- [BRIEF] Set down each entry from the block beneath, exactly as written.

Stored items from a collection
--------------------------------

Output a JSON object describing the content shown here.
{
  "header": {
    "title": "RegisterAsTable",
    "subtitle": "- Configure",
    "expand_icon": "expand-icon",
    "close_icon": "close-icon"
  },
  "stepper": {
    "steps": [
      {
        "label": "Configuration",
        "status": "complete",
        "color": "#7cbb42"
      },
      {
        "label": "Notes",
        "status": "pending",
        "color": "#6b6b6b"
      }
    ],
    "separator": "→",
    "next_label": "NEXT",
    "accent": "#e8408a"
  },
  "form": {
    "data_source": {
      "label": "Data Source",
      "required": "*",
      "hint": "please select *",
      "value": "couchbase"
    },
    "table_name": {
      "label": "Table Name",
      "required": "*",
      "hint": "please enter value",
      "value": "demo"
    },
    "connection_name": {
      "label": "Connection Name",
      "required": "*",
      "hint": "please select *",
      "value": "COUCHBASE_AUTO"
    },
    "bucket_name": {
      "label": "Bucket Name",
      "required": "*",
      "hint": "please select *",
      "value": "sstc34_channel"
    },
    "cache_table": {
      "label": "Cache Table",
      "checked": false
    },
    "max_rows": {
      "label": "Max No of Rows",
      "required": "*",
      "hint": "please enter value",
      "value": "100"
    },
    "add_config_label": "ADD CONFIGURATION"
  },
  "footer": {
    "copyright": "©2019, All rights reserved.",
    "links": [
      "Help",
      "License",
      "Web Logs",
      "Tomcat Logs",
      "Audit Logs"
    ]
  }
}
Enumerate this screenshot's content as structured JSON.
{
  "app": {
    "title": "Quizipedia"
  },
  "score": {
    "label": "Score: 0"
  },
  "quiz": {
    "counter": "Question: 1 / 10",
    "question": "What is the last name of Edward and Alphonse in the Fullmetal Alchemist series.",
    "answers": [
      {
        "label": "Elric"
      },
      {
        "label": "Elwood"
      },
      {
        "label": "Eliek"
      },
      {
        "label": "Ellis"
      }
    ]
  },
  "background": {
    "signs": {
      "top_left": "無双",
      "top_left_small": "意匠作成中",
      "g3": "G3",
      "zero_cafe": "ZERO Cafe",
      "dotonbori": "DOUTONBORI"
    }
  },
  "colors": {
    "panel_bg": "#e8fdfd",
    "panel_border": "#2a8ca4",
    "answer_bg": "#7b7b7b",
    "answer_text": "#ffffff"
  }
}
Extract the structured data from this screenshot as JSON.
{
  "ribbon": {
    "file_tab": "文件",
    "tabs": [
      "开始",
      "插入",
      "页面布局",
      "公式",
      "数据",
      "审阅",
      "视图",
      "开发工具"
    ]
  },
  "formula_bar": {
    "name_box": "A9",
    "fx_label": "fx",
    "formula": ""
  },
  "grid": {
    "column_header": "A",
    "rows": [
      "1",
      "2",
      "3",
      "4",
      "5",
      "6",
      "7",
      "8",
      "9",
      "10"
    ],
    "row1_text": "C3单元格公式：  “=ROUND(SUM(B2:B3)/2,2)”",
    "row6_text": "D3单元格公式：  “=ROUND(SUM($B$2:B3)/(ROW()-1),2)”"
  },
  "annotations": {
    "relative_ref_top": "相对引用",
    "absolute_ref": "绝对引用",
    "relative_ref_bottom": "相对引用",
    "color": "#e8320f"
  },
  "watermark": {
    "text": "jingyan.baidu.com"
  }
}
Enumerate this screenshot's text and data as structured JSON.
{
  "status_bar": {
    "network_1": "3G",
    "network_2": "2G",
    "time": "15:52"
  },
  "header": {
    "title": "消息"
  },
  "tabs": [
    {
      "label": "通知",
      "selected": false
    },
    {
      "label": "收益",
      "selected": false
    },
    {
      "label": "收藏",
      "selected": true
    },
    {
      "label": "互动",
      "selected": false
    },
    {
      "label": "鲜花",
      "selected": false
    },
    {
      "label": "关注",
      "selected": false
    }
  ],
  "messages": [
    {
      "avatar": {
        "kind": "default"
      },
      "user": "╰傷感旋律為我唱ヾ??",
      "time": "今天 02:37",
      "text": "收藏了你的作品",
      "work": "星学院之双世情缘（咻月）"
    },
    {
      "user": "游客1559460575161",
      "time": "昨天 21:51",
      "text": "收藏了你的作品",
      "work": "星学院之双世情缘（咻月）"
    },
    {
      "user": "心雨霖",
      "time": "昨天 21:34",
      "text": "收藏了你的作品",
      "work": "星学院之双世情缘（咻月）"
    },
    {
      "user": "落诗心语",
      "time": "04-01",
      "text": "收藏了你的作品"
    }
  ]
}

--------------------------------

- [FULL RESPONSE]
Output a JSON object describing the content shown here.
{
  "header": {
    "title": "RegisterAsTable",
    "subtitle": "- Configure",
    "expand_icon": "expand-icon",
    "close_icon": "close-icon"
  },
  "stepper": {
    "steps": [
      {
        "label": "Configuration",
        "status": "complete",
        "color": "#7cbb42"
      },
      {
        "label": "Notes",
        "status": "pending",
        "color": "#6b6b6b"
      }
    ],
    "separator": "→",
    "next_label": "NEXT",
    "accent": "#e8408a"
  },
  "form": {
    "data_source": {
      "label": "Data Source",
      "required": "*",
      "hint": "please select *",
      "value": "couchbase"
    },
    "table_name": {
      "label": "Table Name",
      "required": "*",
      "hint": "please enter value",
      "value": "demo"
    },
    "connection_name": {
      "label": "Connection Name",
      "required": "*",
      "hint": "please select *",
      "value": "COUCHBASE_AUTO"
    },
    "bucket_name": {
      "label": "Bucket Name",
      "required": "*",
      "hint": "please select *",
      "value": "sstc34_channel"
    },
    "cache_table": {
      "label": "Cache Table",
      "checked": false
    },
    "max_rows": {
      "label": "Max No of Rows",
      "required": "*",
      "hint": "please enter value",
      "value": "100"
    },
    "add_config_label": "ADD CONFIGURATION"
  },
  "footer": {
    "copyright": "©2019, All rights reserved.",
    "links": [
      "Help",
      "License",
      "Web Logs",
      "Tomcat Logs",
      "Audit Logs"
    ]
  }
}
Enumerate this screenshot's content as structured JSON.
{
  "app": {
    "title": "Quizipedia"
  },
  "score": {
    "label": "Score: 0"
  },
  "quiz": {
    "counter": "Question: 1 / 10",
    "question": "What is the last name of Edward and Alphonse in the Fullmetal Alchemist series.",
    "answers": [
      {
        "label": "Elric"
      },
      {
        "label": "Elwood"
      },
      {
        "label": "Eliek"
      },
      {
        "label": "Ellis"
      }
    ]
  },
  "background": {
    "signs": {
      "top_left": "無双",
      "top_left_small": "意匠作成中",
      "g3": "G3",
      "zero_cafe": "ZERO Cafe",
      "dotonbori": "DOUTONBORI"
    }
  },
  "colors": {
    "panel_bg": "#e8fdfd",
    "panel_border": "#2a8ca4",
    "answer_bg": "#7b7b7b",
    "answer_text": "#ffffff"
  }
}
Extract the structured data from this screenshot as JSON.
{
  "ribbon": {
    "file_tab": "文件",
    "tabs": [
      "开始",
      "插入",
      "页面布局",
      "公式",
      "数据",
      "审阅",
      "视图",
      "开发工具"
    ]
  },
  "formula_bar": {
    "name_box": "A9",
    "fx_label": "fx",
    "formula": ""
  },
  "grid": {
    "column_header": "A",
    "rows": [
      "1",
      "2",
      "3",
      "4",
      "5",
      "6",
      "7",
      "8",
      "9",
      "10"
    ],
    "row1_text": "C3单元格公式：  “=ROUND(SUM(B2:B3)/2,2)”",
    "row6_text": "D3单元格公式：  “=ROUND(SUM($B$2:B3)/(ROW()-1),2)”"
  },
  "annotations": {
    "relative_ref_top": "相对引用",
    "absolute_ref": "绝对引用",
    "relative_ref_bottom": "相对引用",
    "color": "#e8320f"
  },
  "watermark": {
    "text": "jingyan.baidu.com"
  }
}
Enumerate this screenshot's text and data as structured JSON.
{
  "status_bar": {
    "network_1": "3G",
    "network_2": "2G",
    "time": "15:52"
  },
  "header": {
    "title": "消息"
  },
  "tabs": [
    {
      "label": "通知",
      "selected": false
    },
    {
      "label": "收益",
      "selected": false
    },
    {
      "label": "收藏",
      "selected": true
    },
    {
      "label": "互动",
      "selected": false
    },
    {
      "label": "鲜花",
      "selected": false
    },
    {
      "label": "关注",
      "selected": false
    }
  ],
  "messages": [
    {
      "avatar": {
        "kind": "default"
      },
      "user": "╰傷感旋律為我唱ヾ??",
      "time": "今天 02:37",
      "text": "收藏了你的作品",
      "work": "星学院之双世情缘（咻月）"
    },
    {
      "user": "游客1559460575161",
      "time": "昨天 21:51",
      "text": "收藏了你的作品",
      "work": "星学院之双世情缘（咻月）"
    },
    {
      "user": "心雨霖",
      "time": "昨天 21:34",
      "text": "收藏了你的作品",
      "work": "星学院之双世情缘（咻月）"
    },
    {
      "user": "落诗心语",
      "time": "04-01",
      "text": "收藏了你的作品"
    }
  ]
}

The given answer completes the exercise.